- [THE TASK]:
Repeat each entry as written, dropping any picture you find.

- [EXTRACTED ENTRIES]:
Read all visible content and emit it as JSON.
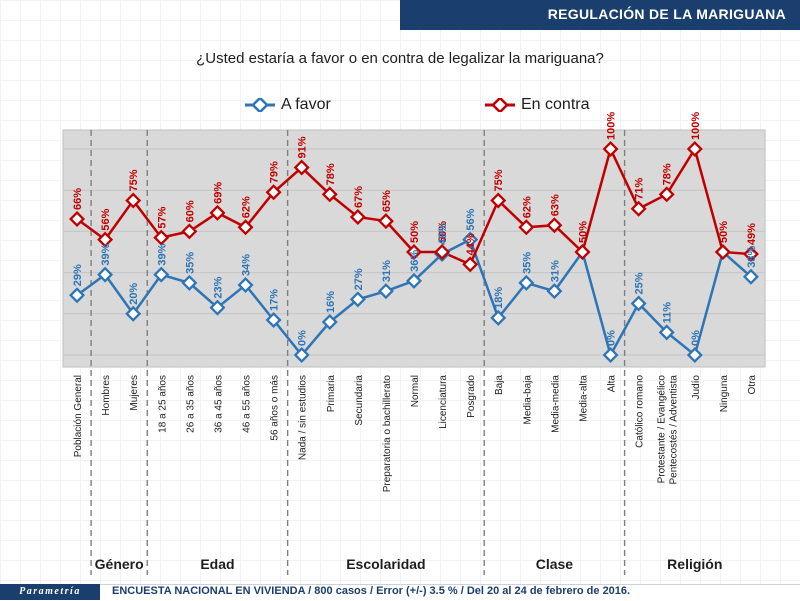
{
  "header": {
    "title": "REGULACIÓN DE LA MARIGUANA"
  },
  "question": "¿Usted estaría a favor o en contra de legalizar la mariguana?",
  "footer": {
    "logo": "Parametría",
    "text": "ENCUESTA NACIONAL EN VIVIENDA / 800 casos / Error (+/-) 3.5 % / Del 20 al 24 de febrero de 2016."
  },
  "colors": {
    "favor": "#2e75b6",
    "contra": "#c00000",
    "plot_bg": "#d9d9d9",
    "header": "#1a3f6e"
  },
  "chart_data": {
    "type": "line",
    "categories": [
      "Población General",
      "Hombres",
      "Mujeres",
      "18 a 25 años",
      "26 a 35 años",
      "36 a 45 años",
      "46 a 55 años",
      "56 años o más",
      "Nada / sin estudios",
      "Primaria",
      "Secundaria",
      "Preparatoria o bachillerato",
      "Normal",
      "Licenciatura",
      "Posgrado",
      "Baja",
      "Media-baja",
      "Media-media",
      "Media-alta",
      "Alta",
      "Católico romano",
      "Protestante / Evangélico / Pentecostés / Adventista",
      "Judío",
      "Ninguna",
      "Otra"
    ],
    "series": [
      {
        "name": "A favor",
        "values": [
          29,
          39,
          20,
          39,
          35,
          23,
          34,
          17,
          0,
          16,
          27,
          31,
          36,
          49,
          56,
          18,
          35,
          31,
          50,
          0,
          25,
          11,
          0,
          50,
          38
        ]
      },
      {
        "name": "En contra",
        "values": [
          66,
          56,
          75,
          57,
          60,
          69,
          62,
          79,
          91,
          78,
          67,
          65,
          50,
          50,
          44,
          75,
          62,
          63,
          50,
          100,
          71,
          78,
          100,
          50,
          49
        ]
      }
    ],
    "labels": {
      "favor": [
        "29%",
        "39%",
        "20%",
        "39%",
        "35%",
        "23%",
        "34%",
        "17%",
        "0%",
        "16%",
        "27%",
        "31%",
        "36%",
        "49%",
        "56%",
        "18%",
        "35%",
        "31%",
        "",
        "0%",
        "25%",
        "11%",
        "0%",
        "",
        "38%"
      ],
      "contra": [
        "66%",
        "56%",
        "75%",
        "57%",
        "60%",
        "69%",
        "62%",
        "79%",
        "91%",
        "78%",
        "67%",
        "65%",
        "50%",
        "50%",
        "44%",
        "75%",
        "62%",
        "63%",
        "50%",
        "100%",
        "71%",
        "78%",
        "100%",
        "50%",
        "49%"
      ]
    },
    "groups": [
      {
        "name": "Género",
        "start": 1,
        "end": 2
      },
      {
        "name": "Edad",
        "start": 3,
        "end": 7
      },
      {
        "name": "Escolaridad",
        "start": 8,
        "end": 14
      },
      {
        "name": "Clase",
        "start": 15,
        "end": 19
      },
      {
        "name": "Religión",
        "start": 20,
        "end": 24
      }
    ],
    "title": "",
    "xlabel": "",
    "ylabel": "",
    "ylim": [
      0,
      100
    ],
    "grid": true,
    "legend": "top"
  }
}
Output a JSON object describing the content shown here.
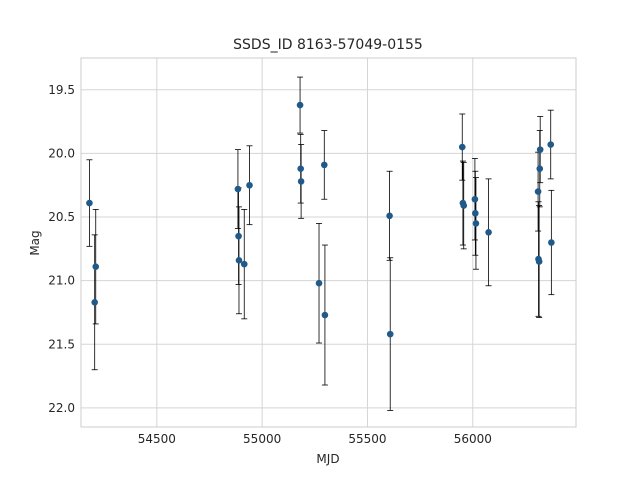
{
  "chart_data": {
    "type": "scatter",
    "title": "SSDS_ID 8163-57049-0155",
    "xlabel": "MJD",
    "ylabel": "Mag",
    "xlim": [
      54140,
      56490
    ],
    "ylim": [
      22.15,
      19.25
    ],
    "y_inverted": true,
    "grid": true,
    "xticks": [
      54500,
      55000,
      55500,
      56000
    ],
    "yticks": [
      19.5,
      20.0,
      20.5,
      21.0,
      21.5,
      22.0
    ],
    "xtick_labels": [
      "54500",
      "55000",
      "55500",
      "56000"
    ],
    "ytick_labels": [
      "19.5",
      "20.0",
      "20.5",
      "21.0",
      "21.5",
      "22.0"
    ],
    "point_color": "#1f5a8a",
    "errorbar_color": "#000000",
    "points": [
      {
        "x": 54180,
        "y": 20.39,
        "err": 0.34
      },
      {
        "x": 54205,
        "y": 21.17,
        "err": 0.53
      },
      {
        "x": 54210,
        "y": 20.89,
        "err": 0.45
      },
      {
        "x": 54885,
        "y": 20.28,
        "err": 0.31
      },
      {
        "x": 54888,
        "y": 20.65,
        "err": 0.38
      },
      {
        "x": 54890,
        "y": 20.84,
        "err": 0.42
      },
      {
        "x": 54915,
        "y": 20.87,
        "err": 0.43
      },
      {
        "x": 54940,
        "y": 20.25,
        "err": 0.31
      },
      {
        "x": 55180,
        "y": 19.62,
        "err": 0.22
      },
      {
        "x": 55183,
        "y": 20.12,
        "err": 0.27
      },
      {
        "x": 55185,
        "y": 20.22,
        "err": 0.29
      },
      {
        "x": 55270,
        "y": 21.02,
        "err": 0.47
      },
      {
        "x": 55295,
        "y": 20.09,
        "err": 0.27
      },
      {
        "x": 55298,
        "y": 21.27,
        "err": 0.55
      },
      {
        "x": 55605,
        "y": 20.49,
        "err": 0.35
      },
      {
        "x": 55608,
        "y": 21.42,
        "err": 0.6
      },
      {
        "x": 55950,
        "y": 19.95,
        "err": 0.26
      },
      {
        "x": 55953,
        "y": 20.39,
        "err": 0.33
      },
      {
        "x": 55957,
        "y": 20.41,
        "err": 0.34
      },
      {
        "x": 56010,
        "y": 20.36,
        "err": 0.32
      },
      {
        "x": 56012,
        "y": 20.47,
        "err": 0.33
      },
      {
        "x": 56015,
        "y": 20.55,
        "err": 0.36
      },
      {
        "x": 56075,
        "y": 20.62,
        "err": 0.42
      },
      {
        "x": 56310,
        "y": 20.3,
        "err": 0.31
      },
      {
        "x": 56312,
        "y": 20.83,
        "err": 0.45
      },
      {
        "x": 56315,
        "y": 20.85,
        "err": 0.44
      },
      {
        "x": 56318,
        "y": 20.12,
        "err": 0.3
      },
      {
        "x": 56320,
        "y": 19.97,
        "err": 0.26
      },
      {
        "x": 56370,
        "y": 19.93,
        "err": 0.27
      },
      {
        "x": 56373,
        "y": 20.7,
        "err": 0.41
      }
    ]
  }
}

- [COMPLETED EXERCISE]:
Read all visible content and emit it as JSON.
{
  "header": {
    "title": "REGULACIÓN DE LA MARIGUANA"
  },
  "question": "¿Usted estaría a favor o en contra de legalizar la mariguana?",
  "footer": {
    "logo": "Parametría",
    "text": "ENCUESTA NACIONAL EN VIVIENDA / 800 casos / Error (+/-) 3.5 % / Del 20 al 24 de febrero de 2016."
  },
  "colors": {
    "favor": "#2e75b6",
    "contra": "#c00000",
    "plot_bg": "#d9d9d9",
    "header": "#1a3f6e"
  },
  "chart_data": {
    "type": "line",
    "categories": [
      "Población General",
      "Hombres",
      "Mujeres",
      "18 a 25 años",
      "26 a 35 años",
      "36 a 45 años",
      "46 a 55 años",
      "56 años o más",
      "Nada / sin estudios",
      "Primaria",
      "Secundaria",
      "Preparatoria o bachillerato",
      "Normal",
      "Licenciatura",
      "Posgrado",
      "Baja",
      "Media-baja",
      "Media-media",
      "Media-alta",
      "Alta",
      "Católico romano",
      "Protestante / Evangélico / Pentecostés / Adventista",
      "Judío",
      "Ninguna",
      "Otra"
    ],
    "series": [
      {
        "name": "A favor",
        "values": [
          29,
          39,
          20,
          39,
          35,
          23,
          34,
          17,
          0,
          16,
          27,
          31,
          36,
          49,
          56,
          18,
          35,
          31,
          50,
          0,
          25,
          11,
          0,
          50,
          38
        ]
      },
      {
        "name": "En contra",
        "values": [
          66,
          56,
          75,
          57,
          60,
          69,
          62,
          79,
          91,
          78,
          67,
          65,
          50,
          50,
          44,
          75,
          62,
          63,
          50,
          100,
          71,
          78,
          100,
          50,
          49
        ]
      }
    ],
    "labels": {
      "favor": [
        "29%",
        "39%",
        "20%",
        "39%",
        "35%",
        "23%",
        "34%",
        "17%",
        "0%",
        "16%",
        "27%",
        "31%",
        "36%",
        "49%",
        "56%",
        "18%",
        "35%",
        "31%",
        "",
        "0%",
        "25%",
        "11%",
        "0%",
        "",
        "38%"
      ],
      "contra": [
        "66%",
        "56%",
        "75%",
        "57%",
        "60%",
        "69%",
        "62%",
        "79%",
        "91%",
        "78%",
        "67%",
        "65%",
        "50%",
        "50%",
        "44%",
        "75%",
        "62%",
        "63%",
        "50%",
        "100%",
        "71%",
        "78%",
        "100%",
        "50%",
        "49%"
      ]
    },
    "groups": [
      {
        "name": "Género",
        "start": 1,
        "end": 2
      },
      {
        "name": "Edad",
        "start": 3,
        "end": 7
      },
      {
        "name": "Escolaridad",
        "start": 8,
        "end": 14
      },
      {
        "name": "Clase",
        "start": 15,
        "end": 19
      },
      {
        "name": "Religión",
        "start": 20,
        "end": 24
      }
    ],
    "title": "",
    "xlabel": "",
    "ylabel": "",
    "ylim": [
      0,
      100
    ],
    "grid": true,
    "legend": "top"
  }
}
Output a JSON object describing the content shown here.
{
  "chart_data": {
    "type": "scatter",
    "title": "SSDS_ID 8163-57049-0155",
    "xlabel": "MJD",
    "ylabel": "Mag",
    "xlim": [
      54140,
      56490
    ],
    "ylim": [
      22.15,
      19.25
    ],
    "y_inverted": true,
    "grid": true,
    "xticks": [
      54500,
      55000,
      55500,
      56000
    ],
    "yticks": [
      19.5,
      20.0,
      20.5,
      21.0,
      21.5,
      22.0
    ],
    "xtick_labels": [
      "54500",
      "55000",
      "55500",
      "56000"
    ],
    "ytick_labels": [
      "19.5",
      "20.0",
      "20.5",
      "21.0",
      "21.5",
      "22.0"
    ],
    "point_color": "#1f5a8a",
    "errorbar_color": "#000000",
    "points": [
      {
        "x": 54180,
        "y": 20.39,
        "err": 0.34
      },
      {
        "x": 54205,
        "y": 21.17,
        "err": 0.53
      },
      {
        "x": 54210,
        "y": 20.89,
        "err": 0.45
      },
      {
        "x": 54885,
        "y": 20.28,
        "err": 0.31
      },
      {
        "x": 54888,
        "y": 20.65,
        "err": 0.38
      },
      {
        "x": 54890,
        "y": 20.84,
        "err": 0.42
      },
      {
        "x": 54915,
        "y": 20.87,
        "err": 0.43
      },
      {
        "x": 54940,
        "y": 20.25,
        "err": 0.31
      },
      {
        "x": 55180,
        "y": 19.62,
        "err": 0.22
      },
      {
        "x": 55183,
        "y": 20.12,
        "err": 0.27
      },
      {
        "x": 55185,
        "y": 20.22,
        "err": 0.29
      },
      {
        "x": 55270,
        "y": 21.02,
        "err": 0.47
      },
      {
        "x": 55295,
        "y": 20.09,
        "err": 0.27
      },
      {
        "x": 55298,
        "y": 21.27,
        "err": 0.55
      },
      {
        "x": 55605,
        "y": 20.49,
        "err": 0.35
      },
      {
        "x": 55608,
        "y": 21.42,
        "err": 0.6
      },
      {
        "x": 55950,
        "y": 19.95,
        "err": 0.26
      },
      {
        "x": 55953,
        "y": 20.39,
        "err": 0.33
      },
      {
        "x": 55957,
        "y": 20.41,
        "err": 0.34
      },
      {
        "x": 56010,
        "y": 20.36,
        "err": 0.32
      },
      {
        "x": 56012,
        "y": 20.47,
        "err": 0.33
      },
      {
        "x": 56015,
        "y": 20.55,
        "err": 0.36
      },
      {
        "x": 56075,
        "y": 20.62,
        "err": 0.42
      },
      {
        "x": 56310,
        "y": 20.3,
        "err": 0.31
      },
      {
        "x": 56312,
        "y": 20.83,
        "err": 0.45
      },
      {
        "x": 56315,
        "y": 20.85,
        "err": 0.44
      },
      {
        "x": 56318,
        "y": 20.12,
        "err": 0.3
      },
      {
        "x": 56320,
        "y": 19.97,
        "err": 0.26
      },
      {
        "x": 56370,
        "y": 19.93,
        "err": 0.27
      },
      {
        "x": 56373,
        "y": 20.7,
        "err": 0.41
      }
    ]
  }
}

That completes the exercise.